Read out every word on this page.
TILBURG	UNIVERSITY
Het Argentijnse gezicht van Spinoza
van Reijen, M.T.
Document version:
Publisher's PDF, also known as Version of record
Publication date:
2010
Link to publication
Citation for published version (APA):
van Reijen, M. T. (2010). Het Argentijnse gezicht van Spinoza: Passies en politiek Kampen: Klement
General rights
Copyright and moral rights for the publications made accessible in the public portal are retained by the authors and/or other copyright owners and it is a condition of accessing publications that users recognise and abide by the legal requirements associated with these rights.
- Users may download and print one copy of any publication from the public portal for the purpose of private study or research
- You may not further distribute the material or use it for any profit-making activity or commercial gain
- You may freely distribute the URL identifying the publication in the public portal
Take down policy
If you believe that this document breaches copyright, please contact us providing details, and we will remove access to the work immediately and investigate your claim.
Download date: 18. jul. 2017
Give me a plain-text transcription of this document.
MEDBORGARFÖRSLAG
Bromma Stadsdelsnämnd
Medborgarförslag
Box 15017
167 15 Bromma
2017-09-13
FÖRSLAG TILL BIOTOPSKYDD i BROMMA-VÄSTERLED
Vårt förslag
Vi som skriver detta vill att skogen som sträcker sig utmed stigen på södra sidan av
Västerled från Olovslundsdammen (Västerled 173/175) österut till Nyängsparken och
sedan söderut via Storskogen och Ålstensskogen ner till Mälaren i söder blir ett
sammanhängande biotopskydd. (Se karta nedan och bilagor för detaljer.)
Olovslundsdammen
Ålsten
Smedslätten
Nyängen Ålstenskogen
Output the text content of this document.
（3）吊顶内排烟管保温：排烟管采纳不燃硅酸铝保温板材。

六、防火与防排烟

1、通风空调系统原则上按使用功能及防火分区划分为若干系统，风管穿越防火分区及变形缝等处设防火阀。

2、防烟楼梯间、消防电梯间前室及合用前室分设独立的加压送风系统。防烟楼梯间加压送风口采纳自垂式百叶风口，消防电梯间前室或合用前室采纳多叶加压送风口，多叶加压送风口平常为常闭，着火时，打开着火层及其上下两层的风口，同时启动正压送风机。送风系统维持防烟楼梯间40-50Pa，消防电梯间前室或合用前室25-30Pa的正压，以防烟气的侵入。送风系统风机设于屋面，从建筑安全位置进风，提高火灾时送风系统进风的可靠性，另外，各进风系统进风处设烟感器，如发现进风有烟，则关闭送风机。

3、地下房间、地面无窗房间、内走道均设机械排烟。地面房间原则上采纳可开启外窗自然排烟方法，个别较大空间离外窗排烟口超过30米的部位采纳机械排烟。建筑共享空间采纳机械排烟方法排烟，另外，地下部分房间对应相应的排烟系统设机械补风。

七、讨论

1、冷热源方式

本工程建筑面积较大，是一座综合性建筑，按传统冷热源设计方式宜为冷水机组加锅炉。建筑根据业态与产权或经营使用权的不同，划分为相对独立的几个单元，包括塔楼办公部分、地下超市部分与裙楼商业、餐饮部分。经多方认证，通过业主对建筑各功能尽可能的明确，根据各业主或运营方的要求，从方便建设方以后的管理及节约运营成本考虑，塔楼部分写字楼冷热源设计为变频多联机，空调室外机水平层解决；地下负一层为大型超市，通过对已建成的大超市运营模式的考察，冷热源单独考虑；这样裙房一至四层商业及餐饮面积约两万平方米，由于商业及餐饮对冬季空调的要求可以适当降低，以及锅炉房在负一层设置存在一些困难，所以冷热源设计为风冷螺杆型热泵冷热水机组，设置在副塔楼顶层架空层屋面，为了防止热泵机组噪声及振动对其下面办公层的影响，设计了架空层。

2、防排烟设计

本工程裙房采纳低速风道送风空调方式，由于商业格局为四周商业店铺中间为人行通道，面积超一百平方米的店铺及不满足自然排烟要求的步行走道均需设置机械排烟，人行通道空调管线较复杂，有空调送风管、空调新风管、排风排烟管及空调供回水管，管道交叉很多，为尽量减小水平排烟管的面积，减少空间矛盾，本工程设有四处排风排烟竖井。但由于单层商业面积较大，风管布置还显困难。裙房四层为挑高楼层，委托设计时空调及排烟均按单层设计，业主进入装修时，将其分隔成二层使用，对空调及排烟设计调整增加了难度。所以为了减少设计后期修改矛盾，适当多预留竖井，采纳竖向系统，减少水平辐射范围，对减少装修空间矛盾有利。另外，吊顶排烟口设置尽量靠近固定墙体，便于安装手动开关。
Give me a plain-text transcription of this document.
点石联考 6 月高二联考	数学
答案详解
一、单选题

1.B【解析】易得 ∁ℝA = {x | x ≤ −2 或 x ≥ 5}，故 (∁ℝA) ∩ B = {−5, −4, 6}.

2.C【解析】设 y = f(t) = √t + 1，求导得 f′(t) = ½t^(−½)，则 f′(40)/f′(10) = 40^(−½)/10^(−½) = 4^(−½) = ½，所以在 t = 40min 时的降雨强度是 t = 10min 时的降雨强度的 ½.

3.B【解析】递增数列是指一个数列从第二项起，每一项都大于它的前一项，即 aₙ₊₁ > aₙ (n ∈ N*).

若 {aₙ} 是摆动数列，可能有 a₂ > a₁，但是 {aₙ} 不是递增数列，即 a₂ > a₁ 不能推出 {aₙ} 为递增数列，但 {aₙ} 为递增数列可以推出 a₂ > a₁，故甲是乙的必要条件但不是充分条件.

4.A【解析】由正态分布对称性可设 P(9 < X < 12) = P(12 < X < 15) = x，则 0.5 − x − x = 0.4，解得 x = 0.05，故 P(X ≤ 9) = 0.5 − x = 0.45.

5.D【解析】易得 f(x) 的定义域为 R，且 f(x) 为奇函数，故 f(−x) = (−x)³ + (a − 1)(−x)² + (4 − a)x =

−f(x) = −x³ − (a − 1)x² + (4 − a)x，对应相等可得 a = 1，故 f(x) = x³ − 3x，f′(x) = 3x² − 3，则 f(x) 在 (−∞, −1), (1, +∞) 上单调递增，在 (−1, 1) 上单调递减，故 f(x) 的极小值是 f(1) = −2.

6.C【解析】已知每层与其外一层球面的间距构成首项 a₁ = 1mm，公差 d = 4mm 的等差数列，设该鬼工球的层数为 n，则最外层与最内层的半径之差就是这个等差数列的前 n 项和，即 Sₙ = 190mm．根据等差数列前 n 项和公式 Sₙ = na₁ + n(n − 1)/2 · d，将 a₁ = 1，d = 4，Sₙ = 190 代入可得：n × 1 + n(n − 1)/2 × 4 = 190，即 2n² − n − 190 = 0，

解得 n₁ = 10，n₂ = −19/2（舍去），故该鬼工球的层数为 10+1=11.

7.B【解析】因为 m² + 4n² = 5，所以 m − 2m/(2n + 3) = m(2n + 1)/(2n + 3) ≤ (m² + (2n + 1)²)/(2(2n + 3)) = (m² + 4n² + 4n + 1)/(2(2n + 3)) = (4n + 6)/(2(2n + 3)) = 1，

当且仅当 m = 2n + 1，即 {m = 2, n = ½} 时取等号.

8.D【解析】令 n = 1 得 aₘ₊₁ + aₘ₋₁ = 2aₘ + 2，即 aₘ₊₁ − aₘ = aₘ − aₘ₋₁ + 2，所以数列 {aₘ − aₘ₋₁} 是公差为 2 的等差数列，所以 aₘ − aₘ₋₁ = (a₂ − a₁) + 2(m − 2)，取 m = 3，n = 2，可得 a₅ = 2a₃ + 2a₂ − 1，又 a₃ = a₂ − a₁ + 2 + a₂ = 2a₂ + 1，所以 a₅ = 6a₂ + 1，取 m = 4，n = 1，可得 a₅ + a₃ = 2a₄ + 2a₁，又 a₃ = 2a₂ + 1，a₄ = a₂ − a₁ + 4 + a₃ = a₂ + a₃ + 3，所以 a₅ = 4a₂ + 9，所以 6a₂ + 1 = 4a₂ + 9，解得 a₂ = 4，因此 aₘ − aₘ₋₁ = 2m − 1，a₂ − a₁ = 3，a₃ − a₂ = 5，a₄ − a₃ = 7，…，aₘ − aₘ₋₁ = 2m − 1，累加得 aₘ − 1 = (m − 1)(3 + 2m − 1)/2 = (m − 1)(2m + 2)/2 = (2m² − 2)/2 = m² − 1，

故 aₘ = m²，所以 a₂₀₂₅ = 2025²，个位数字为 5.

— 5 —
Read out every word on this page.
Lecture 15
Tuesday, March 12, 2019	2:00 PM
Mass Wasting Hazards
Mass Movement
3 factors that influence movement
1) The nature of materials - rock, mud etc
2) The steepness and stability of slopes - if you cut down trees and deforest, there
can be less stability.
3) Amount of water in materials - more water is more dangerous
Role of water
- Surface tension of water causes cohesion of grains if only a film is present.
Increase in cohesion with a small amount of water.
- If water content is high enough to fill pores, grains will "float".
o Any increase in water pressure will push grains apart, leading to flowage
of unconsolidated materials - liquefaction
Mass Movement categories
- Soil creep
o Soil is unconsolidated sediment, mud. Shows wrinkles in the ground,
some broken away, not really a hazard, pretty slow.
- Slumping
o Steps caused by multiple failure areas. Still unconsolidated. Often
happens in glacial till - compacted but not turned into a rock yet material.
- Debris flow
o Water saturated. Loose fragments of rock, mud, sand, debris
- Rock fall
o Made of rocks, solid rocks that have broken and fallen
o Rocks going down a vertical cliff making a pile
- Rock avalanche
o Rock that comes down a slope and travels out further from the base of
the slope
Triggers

Job:
Gather each line in the entries above where the string "with" is found.

Right answer:
Copyright and moral rights for the publications made accessible in the public portal are retained by the authors and/or other copyright owners and it is a condition of accessing publications that users recognise and abide by the legal requirements associated with these rights.
Increase in cohesion with a small amount of water.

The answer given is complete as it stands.